Write the records out again, precisely as they stand.

※

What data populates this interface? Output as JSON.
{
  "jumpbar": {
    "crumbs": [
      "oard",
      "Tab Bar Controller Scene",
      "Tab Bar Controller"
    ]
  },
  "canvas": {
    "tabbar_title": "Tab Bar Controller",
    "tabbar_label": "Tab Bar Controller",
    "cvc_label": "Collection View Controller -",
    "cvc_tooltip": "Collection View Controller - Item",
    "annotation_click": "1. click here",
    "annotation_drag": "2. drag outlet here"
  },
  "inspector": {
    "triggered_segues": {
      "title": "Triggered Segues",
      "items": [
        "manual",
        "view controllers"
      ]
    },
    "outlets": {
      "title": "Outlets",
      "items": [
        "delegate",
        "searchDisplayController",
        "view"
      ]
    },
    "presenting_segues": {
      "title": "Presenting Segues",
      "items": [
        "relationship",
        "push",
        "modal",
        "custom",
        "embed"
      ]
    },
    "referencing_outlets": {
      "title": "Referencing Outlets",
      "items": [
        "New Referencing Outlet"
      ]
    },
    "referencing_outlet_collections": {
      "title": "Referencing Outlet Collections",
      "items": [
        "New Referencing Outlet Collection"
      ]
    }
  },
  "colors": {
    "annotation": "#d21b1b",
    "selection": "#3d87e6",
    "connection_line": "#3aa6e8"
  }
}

※

§ Task solution
What data populates this interface? Output as JSON.
{
  "jumpbar": {
    "crumbs": [
      "oard",
      "Tab Bar Controller Scene",
      "Tab Bar Controller"
    ]
  },
  "canvas": {
    "tabbar_title": "Tab Bar Controller",
    "tabbar_label": "Tab Bar Controller",
    "cvc_label": "Collection View Controller -",
    "cvc_tooltip": "Collection View Controller - Item",
    "annotation_click": "1. click here",
    "annotation_drag": "2. drag outlet here"
  },
  "inspector": {
    "triggered_segues": {
      "title": "Triggered Segues",
      "items": [
        "manual",
        "view controllers"
      ]
    },
    "outlets": {
      "title": "Outlets",
      "items": [
        "delegate",
        "searchDisplayController",
        "view"
      ]
    },
    "presenting_segues": {
      "title": "Presenting Segues",
      "items": [
        "relationship",
        "push",
        "modal",
        "custom",
        "embed"
      ]
    },
    "referencing_outlets": {
      "title": "Referencing Outlets",
      "items": [
        "New Referencing Outlet"
      ]
    },
    "referencing_outlet_collections": {
      "title": "Referencing Outlet Collections",
      "items": [
        "New Referencing Outlet Collection"
      ]
    }
  },
  "colors": {
    "annotation": "#d21b1b",
    "selection": "#3d87e6",
    "connection_line": "#3aa6e8"
  }
}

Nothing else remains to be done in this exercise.